#### Rows
⟨
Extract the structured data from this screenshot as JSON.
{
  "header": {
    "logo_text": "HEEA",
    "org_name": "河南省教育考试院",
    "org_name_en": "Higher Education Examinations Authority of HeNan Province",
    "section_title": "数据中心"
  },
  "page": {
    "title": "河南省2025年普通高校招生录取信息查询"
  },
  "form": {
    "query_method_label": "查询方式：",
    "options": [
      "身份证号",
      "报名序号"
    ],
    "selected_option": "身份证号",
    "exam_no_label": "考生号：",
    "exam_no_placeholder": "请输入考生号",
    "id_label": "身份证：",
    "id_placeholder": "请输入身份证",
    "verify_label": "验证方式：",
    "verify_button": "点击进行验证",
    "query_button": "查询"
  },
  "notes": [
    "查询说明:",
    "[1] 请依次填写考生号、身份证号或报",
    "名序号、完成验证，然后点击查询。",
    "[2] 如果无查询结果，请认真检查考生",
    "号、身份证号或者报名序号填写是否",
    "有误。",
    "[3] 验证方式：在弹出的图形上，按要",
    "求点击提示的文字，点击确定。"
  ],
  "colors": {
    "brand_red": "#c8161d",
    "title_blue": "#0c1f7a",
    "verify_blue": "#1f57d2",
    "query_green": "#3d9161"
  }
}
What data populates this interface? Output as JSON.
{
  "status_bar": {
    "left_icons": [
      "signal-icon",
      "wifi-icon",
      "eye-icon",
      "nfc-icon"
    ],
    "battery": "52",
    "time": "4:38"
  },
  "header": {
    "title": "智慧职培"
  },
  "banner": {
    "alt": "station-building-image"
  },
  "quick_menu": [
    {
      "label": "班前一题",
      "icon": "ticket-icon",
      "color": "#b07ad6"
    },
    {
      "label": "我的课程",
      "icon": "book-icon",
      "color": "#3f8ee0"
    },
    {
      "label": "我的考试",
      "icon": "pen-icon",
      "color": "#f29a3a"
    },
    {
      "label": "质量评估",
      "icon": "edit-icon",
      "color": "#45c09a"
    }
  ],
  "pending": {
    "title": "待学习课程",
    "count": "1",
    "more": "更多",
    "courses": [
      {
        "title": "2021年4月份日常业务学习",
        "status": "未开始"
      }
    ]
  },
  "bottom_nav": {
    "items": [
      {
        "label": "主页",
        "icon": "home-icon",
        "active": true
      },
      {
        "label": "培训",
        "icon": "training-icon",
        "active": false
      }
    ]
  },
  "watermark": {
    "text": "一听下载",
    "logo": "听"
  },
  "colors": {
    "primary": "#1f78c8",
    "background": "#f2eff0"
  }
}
⟩
#### Description of the task
Please set down the whole listing above without altering a single line.

#### Result of this exercise
Extract the structured data from this screenshot as JSON.
{
  "header": {
    "logo_text": "HEEA",
    "org_name": "河南省教育考试院",
    "org_name_en": "Higher Education Examinations Authority of HeNan Province",
    "section_title": "数据中心"
  },
  "page": {
    "title": "河南省2025年普通高校招生录取信息查询"
  },
  "form": {
    "query_method_label": "查询方式：",
    "options": [
      "身份证号",
      "报名序号"
    ],
    "selected_option": "身份证号",
    "exam_no_label": "考生号：",
    "exam_no_placeholder": "请输入考生号",
    "id_label": "身份证：",
    "id_placeholder": "请输入身份证",
    "verify_label": "验证方式：",
    "verify_button": "点击进行验证",
    "query_button": "查询"
  },
  "notes": [
    "查询说明:",
    "[1] 请依次填写考生号、身份证号或报",
    "名序号、完成验证，然后点击查询。",
    "[2] 如果无查询结果，请认真检查考生",
    "号、身份证号或者报名序号填写是否",
    "有误。",
    "[3] 验证方式：在弹出的图形上，按要",
    "求点击提示的文字，点击确定。"
  ],
  "colors": {
    "brand_red": "#c8161d",
    "title_blue": "#0c1f7a",
    "verify_blue": "#1f57d2",
    "query_green": "#3d9161"
  }
}
What data populates this interface? Output as JSON.
{
  "status_bar": {
    "left_icons": [
      "signal-icon",
      "wifi-icon",
      "eye-icon",
      "nfc-icon"
    ],
    "battery": "52",
    "time": "4:38"
  },
  "header": {
    "title": "智慧职培"
  },
  "banner": {
    "alt": "station-building-image"
  },
  "quick_menu": [
    {
      "label": "班前一题",
      "icon": "ticket-icon",
      "color": "#b07ad6"
    },
    {
      "label": "我的课程",
      "icon": "book-icon",
      "color": "#3f8ee0"
    },
    {
      "label": "我的考试",
      "icon": "pen-icon",
      "color": "#f29a3a"
    },
    {
      "label": "质量评估",
      "icon": "edit-icon",
      "color": "#45c09a"
    }
  ],
  "pending": {
    "title": "待学习课程",
    "count": "1",
    "more": "更多",
    "courses": [
      {
        "title": "2021年4月份日常业务学习",
        "status": "未开始"
      }
    ]
  },
  "bottom_nav": {
    "items": [
      {
        "label": "主页",
        "icon": "home-icon",
        "active": true
      },
      {
        "label": "培训",
        "icon": "training-icon",
        "active": false
      }
    ]
  },
  "watermark": {
    "text": "一听下载",
    "logo": "听"
  },
  "colors": {
    "primary": "#1f78c8",
    "background": "#f2eff0"
  }
}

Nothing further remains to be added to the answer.